● Exercise task: Return each line holding the string "JSON".

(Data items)

* * * * * * *

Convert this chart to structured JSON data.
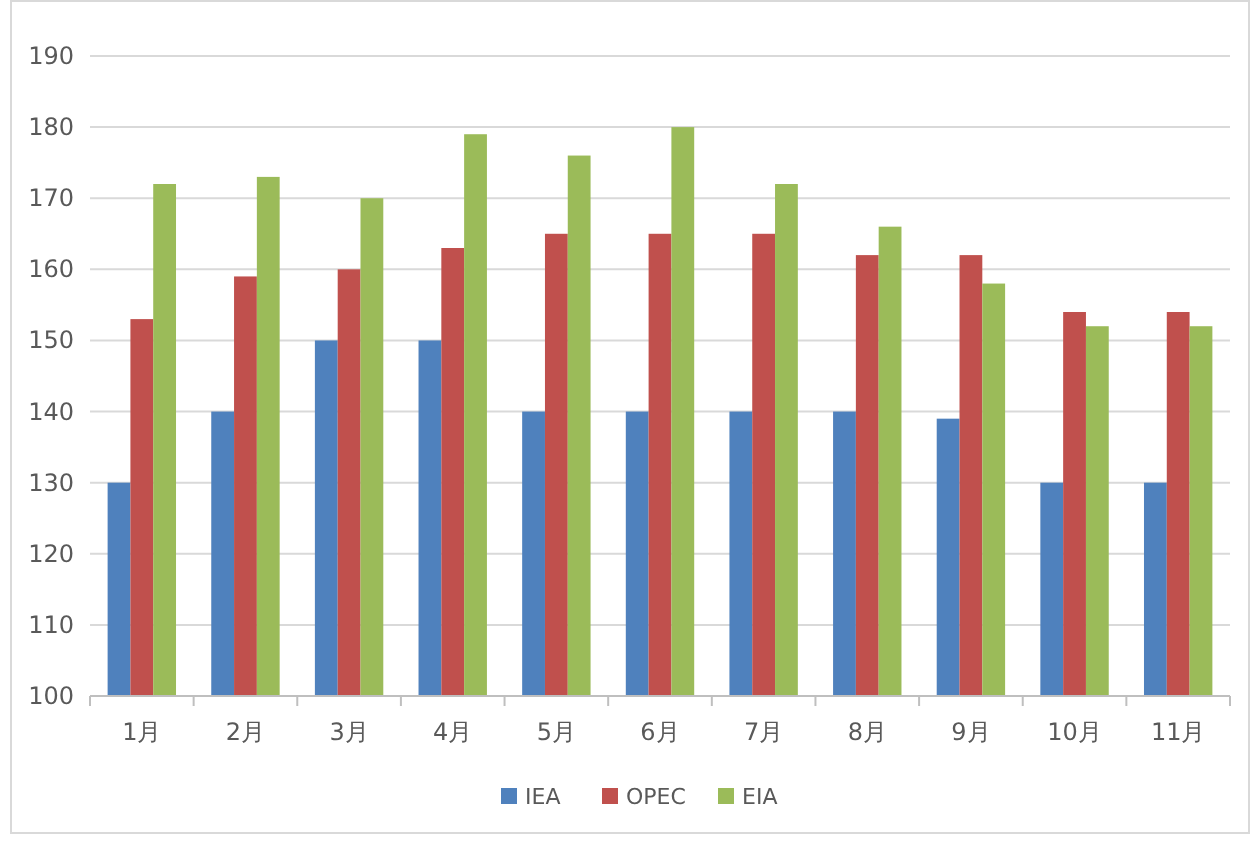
{
  "chart_data": {
    "type": "bar",
    "categories": [
      "1月",
      "2月",
      "3月",
      "4月",
      "5月",
      "6月",
      "7月",
      "8月",
      "9月",
      "10月",
      "11月"
    ],
    "series": [
      {
        "name": "IEA",
        "color": "#4f81bd",
        "values": [
          130,
          140,
          150,
          150,
          140,
          140,
          140,
          140,
          139,
          130,
          130
        ]
      },
      {
        "name": "OPEC",
        "color": "#c0504d",
        "values": [
          153,
          159,
          160,
          163,
          165,
          165,
          165,
          162,
          162,
          154,
          154
        ]
      },
      {
        "name": "EIA",
        "color": "#9bbb59",
        "values": [
          172,
          173,
          170,
          179,
          176,
          180,
          172,
          166,
          158,
          152,
          152
        ]
      }
    ],
    "ylim": [
      100,
      190
    ],
    "yticks": [
      100,
      110,
      120,
      130,
      140,
      150,
      160,
      170,
      180,
      190
    ],
    "grid": "y",
    "legend": "bottom"
  }
}
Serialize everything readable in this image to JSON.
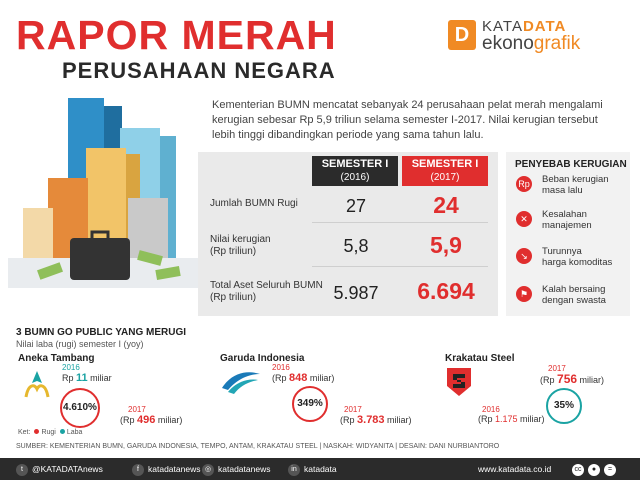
{
  "header": {
    "title_line1": "RAPOR MERAH",
    "title_line2": "PERUSAHAAN NEGARA",
    "logo_letter": "D",
    "logo_line1_a": "KATA",
    "logo_line1_b": "DATA",
    "logo_line2_a": "ekono",
    "logo_line2_b": "grafik"
  },
  "intro": "Kementerian BUMN mencatat sebanyak 24 perusahaan pelat merah mengalami kerugian sebesar Rp 5,9 triliun selama semester I-2017. Nilai kerugian tersebut lebih tinggi dibandingkan periode yang sama tahun lalu.",
  "table": {
    "col1_title": "SEMESTER I",
    "col1_year": "(2016)",
    "col2_title": "SEMESTER I",
    "col2_year": "(2017)",
    "rows": [
      {
        "label": "Jumlah BUMN Rugi",
        "sub": "",
        "v2016": "27",
        "v2017": "24"
      },
      {
        "label": "Nilai kerugian",
        "sub": "(Rp triliun)",
        "v2016": "5,8",
        "v2017": "5,9"
      },
      {
        "label": "Total Aset Seluruh BUMN",
        "sub": "(Rp triliun)",
        "v2016": "5.987",
        "v2017": "6.694"
      }
    ],
    "col1_color": "#2b2b2b",
    "col2_color": "#e02e2e"
  },
  "causes": {
    "title": "PENYEBAB KERUGIAN",
    "items": [
      {
        "icon": "money-bag-icon",
        "glyph": "Rp",
        "line1": "Beban kerugian",
        "line2": "masa lalu"
      },
      {
        "icon": "mistake-icon",
        "glyph": "✕",
        "line1": "Kesalahan",
        "line2": "manajemen"
      },
      {
        "icon": "chart-down-icon",
        "glyph": "↘",
        "line1": "Turunnya",
        "line2": "harga komoditas"
      },
      {
        "icon": "competition-icon",
        "glyph": "⚑",
        "line1": "Kalah bersaing",
        "line2": "dengan swasta"
      }
    ]
  },
  "section": {
    "title": "3 BUMN GO PUBLIC YANG MERUGI",
    "subtitle": "Nilai laba (rugi) semester I (yoy)"
  },
  "companies": [
    {
      "name": "Aneka Tambang",
      "y1": "2016",
      "a1_pre": "Rp ",
      "a1_num": "11",
      "a1_post": " miliar",
      "pct": "4.610%",
      "y2": "2017",
      "a2_pre": "(Rp ",
      "a2_num": "496",
      "a2_post": " miliar)"
    },
    {
      "name": "Garuda Indonesia",
      "y1": "2016",
      "a1_pre": "(Rp ",
      "a1_num": "848",
      "a1_post": " miliar)",
      "pct": "349%",
      "y2": "2017",
      "a2_pre": "(Rp ",
      "a2_num": "3.783",
      "a2_post": " miliar)"
    },
    {
      "name": "Krakatau Steel",
      "y1": "2017",
      "a1_pre": "(Rp ",
      "a1_num": "756",
      "a1_post": " miliar)",
      "pct": "35%",
      "y2": "2016",
      "a2_pre": "(Rp ",
      "a2_num": "1.175",
      "a2_post": " miliar)"
    }
  ],
  "legend": {
    "prefix": "Ket:",
    "rugi": "Rugi",
    "laba": "Laba",
    "rugi_color": "#e02e2e",
    "laba_color": "#1aa3a3"
  },
  "source": "SUMBER: KEMENTERIAN BUMN, GARUDA INDONESIA, TEMPO, ANTAM, KRAKATAU STEEL | NASKAH: WIDYANITA | DESAIN: DANI NURBIANTORO",
  "footer": {
    "twitter": "@KATADATAnews",
    "facebook": "katadatanews",
    "instagram": "katadatanews",
    "linkedin": "katadata",
    "website": "www.katadata.co.id"
  }
}
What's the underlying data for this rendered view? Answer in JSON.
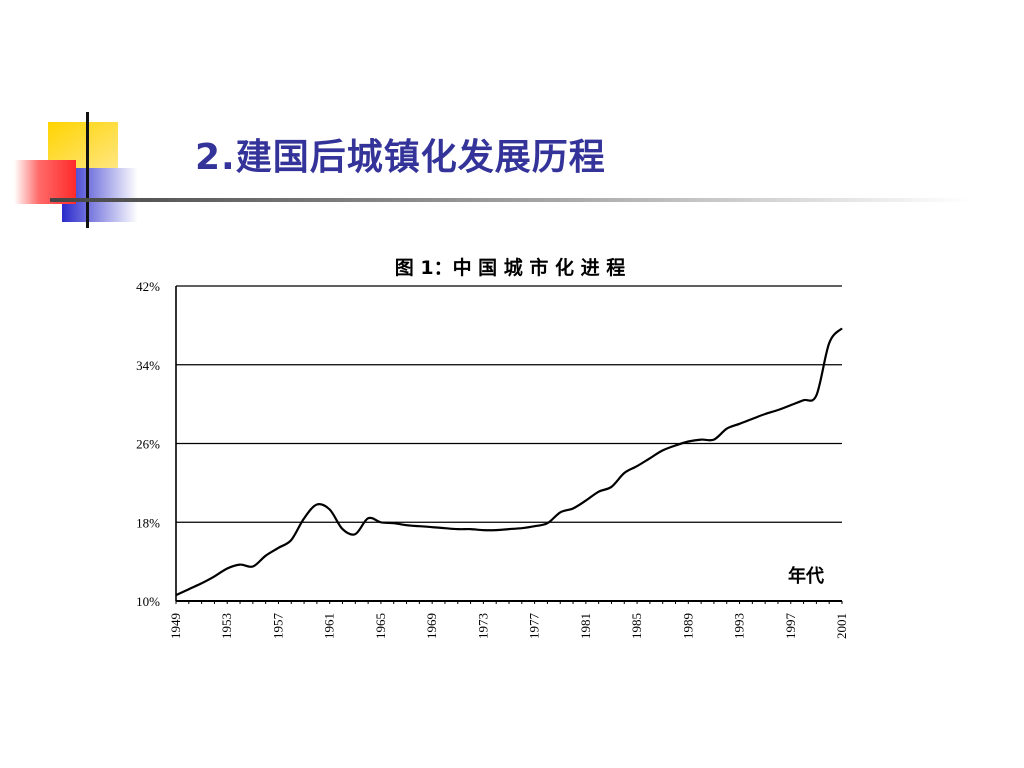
{
  "slide": {
    "title": "2.建国后城镇化发展历程"
  },
  "colors": {
    "title": "#33339a",
    "accent_yellow": "#ffcc00",
    "accent_blue": "#3333cc",
    "accent_red": "#ff3333",
    "line": "#000000"
  },
  "chart_data": {
    "type": "line",
    "title": "图 1：中 国 城 市 化 进 程",
    "xlabel": "年代",
    "ylabel": "",
    "xlim": [
      1949,
      2001
    ],
    "ylim": [
      10,
      42
    ],
    "yticks": [
      10,
      18,
      26,
      34,
      42
    ],
    "ytick_labels": [
      "10%",
      "18%",
      "26%",
      "34%",
      "42%"
    ],
    "xticks": [
      1949,
      1953,
      1957,
      1961,
      1965,
      1969,
      1973,
      1977,
      1981,
      1985,
      1989,
      1993,
      1997,
      2001
    ],
    "xtick_labels": [
      "1949",
      "1953",
      "1957",
      "1961",
      "1965",
      "1969",
      "1973",
      "1977",
      "1981",
      "1985",
      "1989",
      "1993",
      "1997",
      "2001"
    ],
    "grid": true,
    "series": [
      {
        "x": [
          1949,
          1950,
          1951,
          1952,
          1953,
          1954,
          1955,
          1956,
          1957,
          1958,
          1959,
          1960,
          1961,
          1962,
          1963,
          1964,
          1965,
          1966,
          1967,
          1968,
          1969,
          1970,
          1971,
          1972,
          1973,
          1974,
          1975,
          1976,
          1977,
          1978,
          1979,
          1980,
          1981,
          1982,
          1983,
          1984,
          1985,
          1986,
          1987,
          1988,
          1989,
          1990,
          1991,
          1992,
          1993,
          1994,
          1995,
          1996,
          1997,
          1998,
          1999,
          2000,
          2001
        ],
        "values": [
          10.6,
          11.2,
          11.8,
          12.5,
          13.3,
          13.7,
          13.5,
          14.6,
          15.4,
          16.2,
          18.4,
          19.8,
          19.3,
          17.3,
          16.8,
          18.4,
          18.0,
          17.9,
          17.7,
          17.6,
          17.5,
          17.4,
          17.3,
          17.3,
          17.2,
          17.2,
          17.3,
          17.4,
          17.6,
          17.9,
          19.0,
          19.4,
          20.2,
          21.1,
          21.6,
          23.0,
          23.7,
          24.5,
          25.3,
          25.8,
          26.2,
          26.4,
          26.4,
          27.5,
          28.0,
          28.5,
          29.0,
          29.4,
          29.9,
          30.4,
          30.9,
          36.2,
          37.7
        ]
      }
    ]
  }
}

* * * * * * *

● Finished answer:
Convert this chart to structured JSON data.
Serialize everything readable in this image to JSON.
What's the underlying data for this rendered view? Answer in JSON.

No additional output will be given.